- 実施する作業
A - Cintiq 16のレビューのうち「一方で利便性という点では」で始まる段落を、主な事実を残して箇条書きに書き直してください。
B - Cintiq 16のレビューの最後の文に続く部分を書き上げてください。

他社が近年リリースした同クラスの液タブと比べて、特に突出している点もなければ大きく劣っている点もない、標準的な性能といえます。

一方で利便性という点では型落ち感がどうしても出ており、16インチ帯の製品の中では重量が重く、サイズも大きいほか、USB Type-Cケーブルでの接続に対応していません

Wacom Cintiq 16 FHDを実際に使った感想

ここでは1年半Cintiq 16を使ってきた感想をありのまま書いていきます。

折りたたみスタンドやケーブルで少し不便な点がありましたが、それ以外については満足です。

ツルツルしすぎず描きやすい

フィルムを貼った分の厚みで視差が大きくならないか不安だったので、別売りのフィルムは貼らずに使用しています。

そのままでもスマホやタブレットの画面ほどツルツルしておらず、サラサラと程よい摩擦があって描きやすいと感じました

もし紙のような描き心地を求めるなら、別売りのペーパーライクフィルムを貼るのがおすすめです。

ただし、摩擦が強くなるので芯の減りが早くなる点は注意しましょう。

16インチでちょうど良かった

サイズの大きい液タブに憧れていましたが、結果として16インチというサイズは私の使用環境にぴったりでした。

もし22インチを選んでいたら、机の上にノートPCとマウス、キーボードまで置く余裕が無かったかもしれません。

ただ、15.6インチの液晶画面も十分なサイズとはいえ、大きい液タブで描いている絵師さんの広々とした画面を見ると少し羨ましくなります。

反射が少なく見やすい

画面の光沢 比較

他の液タブでも同様のことが言えますが、液晶画面の表面にアンチグレア(非光沢)加工のフィルムが貼ってあるおかげで反射が抑えられており、画面が見やすくなっています。

- 提供資料

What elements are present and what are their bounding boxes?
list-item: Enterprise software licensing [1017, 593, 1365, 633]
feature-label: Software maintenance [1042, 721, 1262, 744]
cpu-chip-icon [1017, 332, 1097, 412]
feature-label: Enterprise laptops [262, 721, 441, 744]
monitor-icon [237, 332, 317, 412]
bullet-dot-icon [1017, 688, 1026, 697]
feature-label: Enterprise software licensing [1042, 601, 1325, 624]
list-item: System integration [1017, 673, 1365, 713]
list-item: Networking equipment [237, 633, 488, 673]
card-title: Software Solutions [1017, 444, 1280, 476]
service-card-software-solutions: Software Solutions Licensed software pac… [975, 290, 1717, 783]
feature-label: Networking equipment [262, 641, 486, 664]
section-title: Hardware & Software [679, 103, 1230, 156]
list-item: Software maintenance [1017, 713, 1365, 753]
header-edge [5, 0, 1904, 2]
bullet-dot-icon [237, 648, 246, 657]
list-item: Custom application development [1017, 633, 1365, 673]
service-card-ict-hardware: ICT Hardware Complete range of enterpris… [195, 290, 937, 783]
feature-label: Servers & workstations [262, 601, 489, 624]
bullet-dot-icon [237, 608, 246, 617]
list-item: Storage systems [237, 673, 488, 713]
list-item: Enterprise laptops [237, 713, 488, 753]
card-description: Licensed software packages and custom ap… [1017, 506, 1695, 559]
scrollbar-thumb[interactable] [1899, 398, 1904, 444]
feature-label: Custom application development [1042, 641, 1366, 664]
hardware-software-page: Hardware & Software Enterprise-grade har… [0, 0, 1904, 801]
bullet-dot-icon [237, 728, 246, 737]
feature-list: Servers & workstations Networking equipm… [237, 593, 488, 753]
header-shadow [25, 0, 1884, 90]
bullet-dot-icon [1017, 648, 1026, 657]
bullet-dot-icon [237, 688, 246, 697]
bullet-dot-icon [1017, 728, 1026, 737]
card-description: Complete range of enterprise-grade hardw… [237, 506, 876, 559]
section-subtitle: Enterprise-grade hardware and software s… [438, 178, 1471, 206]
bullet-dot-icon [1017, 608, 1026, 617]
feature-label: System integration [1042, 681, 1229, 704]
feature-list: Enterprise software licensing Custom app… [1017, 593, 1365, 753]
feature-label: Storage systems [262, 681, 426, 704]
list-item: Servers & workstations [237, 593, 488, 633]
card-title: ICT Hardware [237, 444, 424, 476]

- 作業の解答
A -
- 利便性の面では型落ち感が出ている
- 16インチ帯の製品の中では重量が重い
- サイズも大きい
- USB Type-Cケーブルでの接続に対応していない

B -
アンチグレア加工はグレア加工と比べて目が疲れにくく、長時間になりがちなクリエイティブな作業にピッタリです。

とはいえあまりにも強い光はやっぱり邪魔になるので、置き場所には気をつけましょう。

京時
京時

照明や日光が直接当たる配置は避けたほうが無難です

画面の綺麗さは可も不可もなく

液晶画面は値段相応、一般的なフルHD・IPSパネルのモニターと同等レベルです。若干黄みがかかっているように感じます。

iPadのように「めっちゃキレイ」な画面を期待しているとガッカリするかもしれません。

各種色域のカバー率も抑えられており、色の正確さが求められる場面では力不足かと思います。

作風・仕事などの関係で色の正確性がそこまで重要ではない場合や、趣味で絵を描いている場合は特に気にしなくて大丈夫です。

イラスト制作に適したモニターがどんなものなのか詳しく知りたい方は、こちらの記事もどうぞ。

片手デバイスが欲しくなる

Cintiq 16は良くも悪くもスッキリしていまして、本体には電源ボタン以外のボタンがありません。

またタッチ機能もないため、いかに片手を使うかがイラスト制作の快適さに大きく影響します。

キーボードのショートカットだと手が疲れるので、Joy-Conを片手デバイスとして愛用していました。

京時
京時

正直な話、ボタンやタッチ機能があったとしても、結局片手デバイスを使っていたと思いますね。

折りたたみスタンドは使いづらい

本体に付属している折りたたみスタンドを使えば、手軽に19°の角度をつけることができます。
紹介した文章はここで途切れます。